## TASK TO COMPLETE
Set down the line that contains "Parse this screenshot: output" and every line after it to the end of the entries, exactly as they stand and nothing more.

## SOURCE RECORDS
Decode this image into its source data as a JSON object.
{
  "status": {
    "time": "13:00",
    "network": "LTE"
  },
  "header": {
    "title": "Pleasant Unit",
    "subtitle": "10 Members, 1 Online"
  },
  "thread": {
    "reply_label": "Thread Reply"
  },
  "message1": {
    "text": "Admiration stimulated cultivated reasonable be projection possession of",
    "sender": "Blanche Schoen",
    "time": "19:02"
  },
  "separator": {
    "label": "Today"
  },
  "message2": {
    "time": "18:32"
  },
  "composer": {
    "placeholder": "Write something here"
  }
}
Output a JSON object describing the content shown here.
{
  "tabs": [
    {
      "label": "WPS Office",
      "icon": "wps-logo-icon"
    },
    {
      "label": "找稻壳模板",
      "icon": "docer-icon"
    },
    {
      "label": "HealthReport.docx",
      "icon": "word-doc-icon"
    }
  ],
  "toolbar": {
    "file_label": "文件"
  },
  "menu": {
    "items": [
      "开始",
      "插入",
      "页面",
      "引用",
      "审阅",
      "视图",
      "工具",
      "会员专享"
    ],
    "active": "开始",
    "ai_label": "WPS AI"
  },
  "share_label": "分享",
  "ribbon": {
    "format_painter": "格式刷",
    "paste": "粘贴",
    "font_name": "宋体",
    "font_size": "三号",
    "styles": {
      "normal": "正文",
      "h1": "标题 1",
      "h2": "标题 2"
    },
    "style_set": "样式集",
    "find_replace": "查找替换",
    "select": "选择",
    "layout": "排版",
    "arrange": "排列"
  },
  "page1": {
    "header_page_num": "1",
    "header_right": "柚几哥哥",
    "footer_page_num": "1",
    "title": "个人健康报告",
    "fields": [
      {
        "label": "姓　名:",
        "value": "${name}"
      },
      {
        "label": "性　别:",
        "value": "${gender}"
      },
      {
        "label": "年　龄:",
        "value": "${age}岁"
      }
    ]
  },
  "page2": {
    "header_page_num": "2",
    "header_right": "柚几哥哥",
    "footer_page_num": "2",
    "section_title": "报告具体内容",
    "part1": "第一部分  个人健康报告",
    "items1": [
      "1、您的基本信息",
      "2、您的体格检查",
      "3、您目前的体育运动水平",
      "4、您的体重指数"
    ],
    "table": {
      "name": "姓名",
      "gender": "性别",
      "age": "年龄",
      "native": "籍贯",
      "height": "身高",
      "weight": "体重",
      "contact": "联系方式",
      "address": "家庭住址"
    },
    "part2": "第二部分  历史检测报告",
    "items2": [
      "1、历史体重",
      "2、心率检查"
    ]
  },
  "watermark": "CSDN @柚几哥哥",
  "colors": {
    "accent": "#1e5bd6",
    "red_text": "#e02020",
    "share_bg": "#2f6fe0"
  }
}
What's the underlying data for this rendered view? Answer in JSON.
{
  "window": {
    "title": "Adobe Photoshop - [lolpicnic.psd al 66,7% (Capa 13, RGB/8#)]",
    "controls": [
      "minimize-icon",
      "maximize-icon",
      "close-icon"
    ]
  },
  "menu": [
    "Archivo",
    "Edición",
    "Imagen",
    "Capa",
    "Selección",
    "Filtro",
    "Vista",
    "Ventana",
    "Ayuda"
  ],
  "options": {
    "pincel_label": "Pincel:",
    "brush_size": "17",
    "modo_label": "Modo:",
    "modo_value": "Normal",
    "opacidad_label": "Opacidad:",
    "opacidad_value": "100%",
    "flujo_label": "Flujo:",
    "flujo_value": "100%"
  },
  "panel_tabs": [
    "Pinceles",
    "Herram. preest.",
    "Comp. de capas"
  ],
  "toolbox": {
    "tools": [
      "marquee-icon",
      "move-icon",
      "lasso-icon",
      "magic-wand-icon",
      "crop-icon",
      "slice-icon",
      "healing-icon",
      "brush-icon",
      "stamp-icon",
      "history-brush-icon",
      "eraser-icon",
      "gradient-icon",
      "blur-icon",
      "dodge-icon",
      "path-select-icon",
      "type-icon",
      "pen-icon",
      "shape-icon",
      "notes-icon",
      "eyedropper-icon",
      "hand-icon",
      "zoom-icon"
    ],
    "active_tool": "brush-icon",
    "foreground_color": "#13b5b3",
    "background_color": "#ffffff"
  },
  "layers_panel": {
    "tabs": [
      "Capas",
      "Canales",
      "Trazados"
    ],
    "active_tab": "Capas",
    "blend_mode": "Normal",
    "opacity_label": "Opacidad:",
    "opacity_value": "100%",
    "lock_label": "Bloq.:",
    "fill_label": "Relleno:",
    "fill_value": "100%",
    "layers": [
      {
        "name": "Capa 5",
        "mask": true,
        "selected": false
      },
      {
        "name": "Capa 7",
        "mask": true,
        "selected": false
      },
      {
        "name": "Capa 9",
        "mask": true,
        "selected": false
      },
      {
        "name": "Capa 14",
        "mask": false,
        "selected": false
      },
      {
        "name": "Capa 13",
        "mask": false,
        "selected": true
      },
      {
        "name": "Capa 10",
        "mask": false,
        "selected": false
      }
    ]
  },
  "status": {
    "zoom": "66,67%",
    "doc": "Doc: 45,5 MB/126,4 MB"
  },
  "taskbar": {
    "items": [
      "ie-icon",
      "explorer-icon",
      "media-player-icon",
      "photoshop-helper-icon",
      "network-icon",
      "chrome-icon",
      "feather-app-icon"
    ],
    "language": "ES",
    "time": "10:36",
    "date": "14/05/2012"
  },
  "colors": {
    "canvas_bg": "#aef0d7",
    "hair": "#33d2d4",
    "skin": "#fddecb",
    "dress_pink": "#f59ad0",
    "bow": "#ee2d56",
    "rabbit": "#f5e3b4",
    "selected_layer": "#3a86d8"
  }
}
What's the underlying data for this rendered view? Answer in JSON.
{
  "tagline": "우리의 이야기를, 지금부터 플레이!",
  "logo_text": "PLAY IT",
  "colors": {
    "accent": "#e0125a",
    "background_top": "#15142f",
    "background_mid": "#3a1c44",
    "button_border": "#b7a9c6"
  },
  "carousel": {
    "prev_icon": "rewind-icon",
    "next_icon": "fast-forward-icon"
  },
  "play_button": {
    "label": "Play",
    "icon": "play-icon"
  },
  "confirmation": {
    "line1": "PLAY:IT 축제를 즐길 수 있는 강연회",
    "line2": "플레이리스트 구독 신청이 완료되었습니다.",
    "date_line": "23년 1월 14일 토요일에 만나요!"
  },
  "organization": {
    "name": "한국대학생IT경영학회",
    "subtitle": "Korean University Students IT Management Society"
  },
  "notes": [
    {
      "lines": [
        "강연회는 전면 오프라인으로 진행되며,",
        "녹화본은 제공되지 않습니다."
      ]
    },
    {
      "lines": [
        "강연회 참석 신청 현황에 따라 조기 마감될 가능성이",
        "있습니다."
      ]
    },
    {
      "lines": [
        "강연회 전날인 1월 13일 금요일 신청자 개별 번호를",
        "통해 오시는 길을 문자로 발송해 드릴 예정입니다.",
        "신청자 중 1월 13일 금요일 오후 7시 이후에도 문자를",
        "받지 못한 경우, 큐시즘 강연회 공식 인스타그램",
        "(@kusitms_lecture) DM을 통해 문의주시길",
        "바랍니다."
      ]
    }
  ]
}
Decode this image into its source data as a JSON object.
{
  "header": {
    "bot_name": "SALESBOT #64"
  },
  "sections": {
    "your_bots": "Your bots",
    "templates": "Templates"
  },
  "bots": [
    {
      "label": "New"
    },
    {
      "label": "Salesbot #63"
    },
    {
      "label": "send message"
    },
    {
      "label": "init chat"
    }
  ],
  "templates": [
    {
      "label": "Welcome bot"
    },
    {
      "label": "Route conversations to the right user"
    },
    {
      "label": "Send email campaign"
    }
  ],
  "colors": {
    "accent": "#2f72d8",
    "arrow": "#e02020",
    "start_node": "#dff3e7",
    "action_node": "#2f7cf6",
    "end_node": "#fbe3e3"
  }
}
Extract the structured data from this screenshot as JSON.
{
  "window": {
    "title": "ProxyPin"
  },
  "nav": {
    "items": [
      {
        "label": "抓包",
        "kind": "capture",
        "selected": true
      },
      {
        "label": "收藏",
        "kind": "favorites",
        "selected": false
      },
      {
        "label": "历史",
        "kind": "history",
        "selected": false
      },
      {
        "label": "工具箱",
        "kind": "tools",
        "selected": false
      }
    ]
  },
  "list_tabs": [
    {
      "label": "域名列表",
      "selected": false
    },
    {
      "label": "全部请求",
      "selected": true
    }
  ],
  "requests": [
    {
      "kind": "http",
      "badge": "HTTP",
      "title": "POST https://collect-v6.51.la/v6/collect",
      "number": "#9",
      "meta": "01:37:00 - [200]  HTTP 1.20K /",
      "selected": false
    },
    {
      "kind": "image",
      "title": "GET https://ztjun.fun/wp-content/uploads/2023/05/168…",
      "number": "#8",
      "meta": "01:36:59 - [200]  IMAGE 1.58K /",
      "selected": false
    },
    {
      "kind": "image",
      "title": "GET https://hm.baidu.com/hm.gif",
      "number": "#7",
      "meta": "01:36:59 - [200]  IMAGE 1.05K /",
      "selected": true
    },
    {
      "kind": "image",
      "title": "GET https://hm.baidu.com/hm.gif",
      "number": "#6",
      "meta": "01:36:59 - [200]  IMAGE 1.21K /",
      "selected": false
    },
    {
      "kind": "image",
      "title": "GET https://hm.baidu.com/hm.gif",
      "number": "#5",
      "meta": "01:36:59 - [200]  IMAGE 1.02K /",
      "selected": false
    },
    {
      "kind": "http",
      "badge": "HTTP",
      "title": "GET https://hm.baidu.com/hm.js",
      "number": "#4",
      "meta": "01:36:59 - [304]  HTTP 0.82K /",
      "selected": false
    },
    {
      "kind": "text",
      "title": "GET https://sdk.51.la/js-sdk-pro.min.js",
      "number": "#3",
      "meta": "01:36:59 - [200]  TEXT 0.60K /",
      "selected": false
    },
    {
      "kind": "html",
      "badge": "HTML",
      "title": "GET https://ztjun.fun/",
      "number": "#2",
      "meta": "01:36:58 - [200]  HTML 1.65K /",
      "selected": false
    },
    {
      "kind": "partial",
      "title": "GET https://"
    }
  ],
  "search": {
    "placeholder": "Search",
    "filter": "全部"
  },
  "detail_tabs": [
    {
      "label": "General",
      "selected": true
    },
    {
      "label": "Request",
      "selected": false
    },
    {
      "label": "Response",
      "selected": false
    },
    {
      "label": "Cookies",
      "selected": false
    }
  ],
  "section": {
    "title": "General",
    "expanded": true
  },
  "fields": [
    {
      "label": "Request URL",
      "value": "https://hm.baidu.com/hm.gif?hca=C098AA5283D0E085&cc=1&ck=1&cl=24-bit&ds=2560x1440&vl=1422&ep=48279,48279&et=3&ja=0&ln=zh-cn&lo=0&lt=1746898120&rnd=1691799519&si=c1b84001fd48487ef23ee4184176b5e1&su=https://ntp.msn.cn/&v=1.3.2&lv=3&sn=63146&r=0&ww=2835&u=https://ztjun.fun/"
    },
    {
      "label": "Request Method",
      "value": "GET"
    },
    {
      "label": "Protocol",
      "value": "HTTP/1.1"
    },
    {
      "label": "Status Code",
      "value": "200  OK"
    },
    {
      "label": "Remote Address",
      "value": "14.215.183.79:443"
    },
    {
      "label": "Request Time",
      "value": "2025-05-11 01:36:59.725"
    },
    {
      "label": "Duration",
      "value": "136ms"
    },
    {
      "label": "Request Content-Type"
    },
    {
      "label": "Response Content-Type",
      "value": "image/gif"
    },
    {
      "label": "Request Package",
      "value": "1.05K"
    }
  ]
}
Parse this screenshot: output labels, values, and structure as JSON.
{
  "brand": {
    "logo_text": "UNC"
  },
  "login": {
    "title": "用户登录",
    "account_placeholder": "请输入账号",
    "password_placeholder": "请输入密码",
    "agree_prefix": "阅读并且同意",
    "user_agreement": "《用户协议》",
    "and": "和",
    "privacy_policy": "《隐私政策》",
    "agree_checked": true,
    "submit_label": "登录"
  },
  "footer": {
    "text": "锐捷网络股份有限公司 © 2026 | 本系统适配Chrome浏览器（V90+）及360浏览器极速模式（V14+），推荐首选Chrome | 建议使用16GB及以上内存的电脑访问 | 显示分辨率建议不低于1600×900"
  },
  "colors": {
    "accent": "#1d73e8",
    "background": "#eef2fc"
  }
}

## COMPLETE RESPONSE
Parse this screenshot: output labels, values, and structure as JSON.
{
  "brand": {
    "logo_text": "UNC"
  },
  "login": {
    "title": "用户登录",
    "account_placeholder": "请输入账号",
    "password_placeholder": "请输入密码",
    "agree_prefix": "阅读并且同意",
    "user_agreement": "《用户协议》",
    "and": "和",
    "privacy_policy": "《隐私政策》",
    "agree_checked": true,
    "submit_label": "登录"
  },
  "footer": {
    "text": "锐捷网络股份有限公司 © 2026 | 本系统适配Chrome浏览器（V90+）及360浏览器极速模式（V14+），推荐首选Chrome | 建议使用16GB及以上内存的电脑访问 | 显示分辨率建议不低于1600×900"
  },
  "colors": {
    "accent": "#1d73e8",
    "background": "#eef2fc"
  }
}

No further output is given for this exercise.